_TASK PROMPT_
Extract each line of the records below that contains the word "blocker".

_RECORDS FOR THE TASK_
┌──

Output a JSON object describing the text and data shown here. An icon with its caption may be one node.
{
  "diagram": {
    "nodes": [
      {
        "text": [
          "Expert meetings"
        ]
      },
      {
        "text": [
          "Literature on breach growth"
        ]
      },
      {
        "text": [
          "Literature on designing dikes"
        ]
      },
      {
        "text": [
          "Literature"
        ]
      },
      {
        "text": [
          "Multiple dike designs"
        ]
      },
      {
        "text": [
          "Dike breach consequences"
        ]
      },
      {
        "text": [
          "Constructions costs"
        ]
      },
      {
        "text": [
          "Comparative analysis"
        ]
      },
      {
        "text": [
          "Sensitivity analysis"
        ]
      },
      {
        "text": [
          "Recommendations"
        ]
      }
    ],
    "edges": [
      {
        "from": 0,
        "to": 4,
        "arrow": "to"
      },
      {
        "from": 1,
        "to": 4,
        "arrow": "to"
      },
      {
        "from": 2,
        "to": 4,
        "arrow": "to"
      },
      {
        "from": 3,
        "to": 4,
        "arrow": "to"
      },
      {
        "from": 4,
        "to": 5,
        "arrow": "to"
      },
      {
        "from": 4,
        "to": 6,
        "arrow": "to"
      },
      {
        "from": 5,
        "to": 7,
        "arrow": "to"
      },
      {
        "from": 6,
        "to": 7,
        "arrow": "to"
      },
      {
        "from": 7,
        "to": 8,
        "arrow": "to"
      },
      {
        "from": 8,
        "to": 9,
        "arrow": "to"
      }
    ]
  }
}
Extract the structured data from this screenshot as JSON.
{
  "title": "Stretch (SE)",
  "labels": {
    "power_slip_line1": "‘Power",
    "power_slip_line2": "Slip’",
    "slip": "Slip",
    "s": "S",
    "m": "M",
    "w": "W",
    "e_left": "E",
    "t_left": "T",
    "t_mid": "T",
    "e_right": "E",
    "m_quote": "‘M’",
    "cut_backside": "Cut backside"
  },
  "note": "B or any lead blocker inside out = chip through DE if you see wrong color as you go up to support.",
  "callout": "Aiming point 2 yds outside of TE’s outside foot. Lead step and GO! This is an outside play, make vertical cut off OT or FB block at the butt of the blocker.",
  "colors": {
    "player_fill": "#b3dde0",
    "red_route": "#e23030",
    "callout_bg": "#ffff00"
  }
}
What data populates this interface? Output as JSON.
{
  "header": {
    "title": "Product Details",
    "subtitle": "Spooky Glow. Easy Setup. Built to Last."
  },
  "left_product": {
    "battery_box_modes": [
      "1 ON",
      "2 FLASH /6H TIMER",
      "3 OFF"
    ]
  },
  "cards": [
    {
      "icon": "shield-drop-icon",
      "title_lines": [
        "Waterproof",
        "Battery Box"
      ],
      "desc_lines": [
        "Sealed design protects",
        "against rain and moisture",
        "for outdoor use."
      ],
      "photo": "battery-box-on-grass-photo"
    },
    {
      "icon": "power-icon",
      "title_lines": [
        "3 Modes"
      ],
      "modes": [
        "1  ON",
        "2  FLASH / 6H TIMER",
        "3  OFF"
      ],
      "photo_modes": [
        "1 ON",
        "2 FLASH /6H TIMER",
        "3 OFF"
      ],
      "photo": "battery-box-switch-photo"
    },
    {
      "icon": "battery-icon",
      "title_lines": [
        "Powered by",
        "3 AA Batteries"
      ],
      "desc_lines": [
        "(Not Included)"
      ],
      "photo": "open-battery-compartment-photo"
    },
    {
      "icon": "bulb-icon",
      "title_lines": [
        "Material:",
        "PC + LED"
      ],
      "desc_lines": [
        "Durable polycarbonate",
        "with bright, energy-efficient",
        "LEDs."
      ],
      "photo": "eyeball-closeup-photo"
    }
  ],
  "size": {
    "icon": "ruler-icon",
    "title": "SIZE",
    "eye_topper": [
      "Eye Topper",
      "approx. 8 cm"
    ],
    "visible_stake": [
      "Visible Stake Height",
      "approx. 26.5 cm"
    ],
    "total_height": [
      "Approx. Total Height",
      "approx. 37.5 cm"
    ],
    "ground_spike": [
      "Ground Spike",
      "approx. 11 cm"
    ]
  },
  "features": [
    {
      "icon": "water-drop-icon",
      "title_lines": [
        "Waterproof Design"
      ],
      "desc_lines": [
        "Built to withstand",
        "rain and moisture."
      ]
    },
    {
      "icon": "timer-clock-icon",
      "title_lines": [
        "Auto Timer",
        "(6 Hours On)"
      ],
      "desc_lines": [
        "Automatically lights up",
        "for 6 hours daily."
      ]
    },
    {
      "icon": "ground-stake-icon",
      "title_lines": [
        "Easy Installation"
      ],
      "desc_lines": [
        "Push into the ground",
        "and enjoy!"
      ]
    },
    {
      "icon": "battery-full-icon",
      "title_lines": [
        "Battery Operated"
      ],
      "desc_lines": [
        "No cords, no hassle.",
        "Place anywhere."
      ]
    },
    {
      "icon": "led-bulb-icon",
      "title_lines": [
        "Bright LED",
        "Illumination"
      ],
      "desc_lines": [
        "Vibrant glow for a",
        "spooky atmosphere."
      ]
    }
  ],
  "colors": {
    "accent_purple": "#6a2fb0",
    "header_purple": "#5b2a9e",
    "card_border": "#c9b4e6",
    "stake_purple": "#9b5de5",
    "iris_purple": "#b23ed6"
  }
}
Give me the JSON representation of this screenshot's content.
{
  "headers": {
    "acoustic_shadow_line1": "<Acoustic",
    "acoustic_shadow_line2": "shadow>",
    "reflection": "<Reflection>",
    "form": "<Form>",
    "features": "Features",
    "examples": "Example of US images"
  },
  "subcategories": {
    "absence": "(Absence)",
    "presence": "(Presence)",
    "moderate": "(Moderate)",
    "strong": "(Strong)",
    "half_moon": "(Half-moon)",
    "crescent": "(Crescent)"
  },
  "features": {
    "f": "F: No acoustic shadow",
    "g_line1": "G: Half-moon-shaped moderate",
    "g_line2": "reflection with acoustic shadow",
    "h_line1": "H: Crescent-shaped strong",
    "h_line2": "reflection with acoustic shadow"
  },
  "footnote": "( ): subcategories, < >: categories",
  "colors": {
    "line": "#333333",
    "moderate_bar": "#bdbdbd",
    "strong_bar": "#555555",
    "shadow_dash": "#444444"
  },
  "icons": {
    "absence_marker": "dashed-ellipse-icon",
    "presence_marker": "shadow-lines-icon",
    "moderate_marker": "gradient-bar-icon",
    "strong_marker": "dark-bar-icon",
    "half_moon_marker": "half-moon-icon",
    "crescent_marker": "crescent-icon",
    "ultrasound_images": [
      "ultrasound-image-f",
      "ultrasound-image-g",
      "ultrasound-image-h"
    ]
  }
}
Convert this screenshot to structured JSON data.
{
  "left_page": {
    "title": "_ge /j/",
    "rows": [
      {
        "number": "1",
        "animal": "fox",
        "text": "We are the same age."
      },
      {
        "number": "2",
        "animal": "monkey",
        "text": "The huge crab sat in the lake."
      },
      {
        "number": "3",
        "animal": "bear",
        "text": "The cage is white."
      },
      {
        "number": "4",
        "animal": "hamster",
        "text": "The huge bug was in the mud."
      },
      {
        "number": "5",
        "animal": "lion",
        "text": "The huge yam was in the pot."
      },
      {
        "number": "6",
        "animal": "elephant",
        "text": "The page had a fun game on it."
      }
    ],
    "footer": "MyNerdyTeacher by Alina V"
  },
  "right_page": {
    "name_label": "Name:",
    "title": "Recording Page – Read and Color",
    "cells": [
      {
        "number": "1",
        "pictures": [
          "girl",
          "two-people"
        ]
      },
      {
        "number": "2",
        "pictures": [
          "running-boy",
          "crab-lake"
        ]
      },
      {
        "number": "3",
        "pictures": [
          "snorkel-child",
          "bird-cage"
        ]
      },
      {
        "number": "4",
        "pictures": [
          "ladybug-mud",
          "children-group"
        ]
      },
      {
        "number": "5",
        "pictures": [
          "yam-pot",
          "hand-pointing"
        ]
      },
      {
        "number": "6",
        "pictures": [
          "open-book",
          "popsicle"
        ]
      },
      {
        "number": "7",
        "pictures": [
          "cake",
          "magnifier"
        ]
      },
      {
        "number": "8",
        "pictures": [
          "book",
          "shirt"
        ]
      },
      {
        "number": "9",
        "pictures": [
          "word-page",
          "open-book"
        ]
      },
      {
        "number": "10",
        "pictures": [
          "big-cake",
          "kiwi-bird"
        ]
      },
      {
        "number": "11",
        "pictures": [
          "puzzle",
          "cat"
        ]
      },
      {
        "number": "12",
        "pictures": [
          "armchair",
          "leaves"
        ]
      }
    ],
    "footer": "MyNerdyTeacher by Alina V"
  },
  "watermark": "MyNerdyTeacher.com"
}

└──

_OUTPUT FOR THIS EXERCISE_
  "note": "B or any lead blocker inside out = chip through DE if you see wrong color as you go up to support.",
  "callout": "Aiming point 2 yds outside of TE’s outside foot. Lead step and GO! This is an outside play, make vertical cut off OT or FB block at the butt of the blocker.",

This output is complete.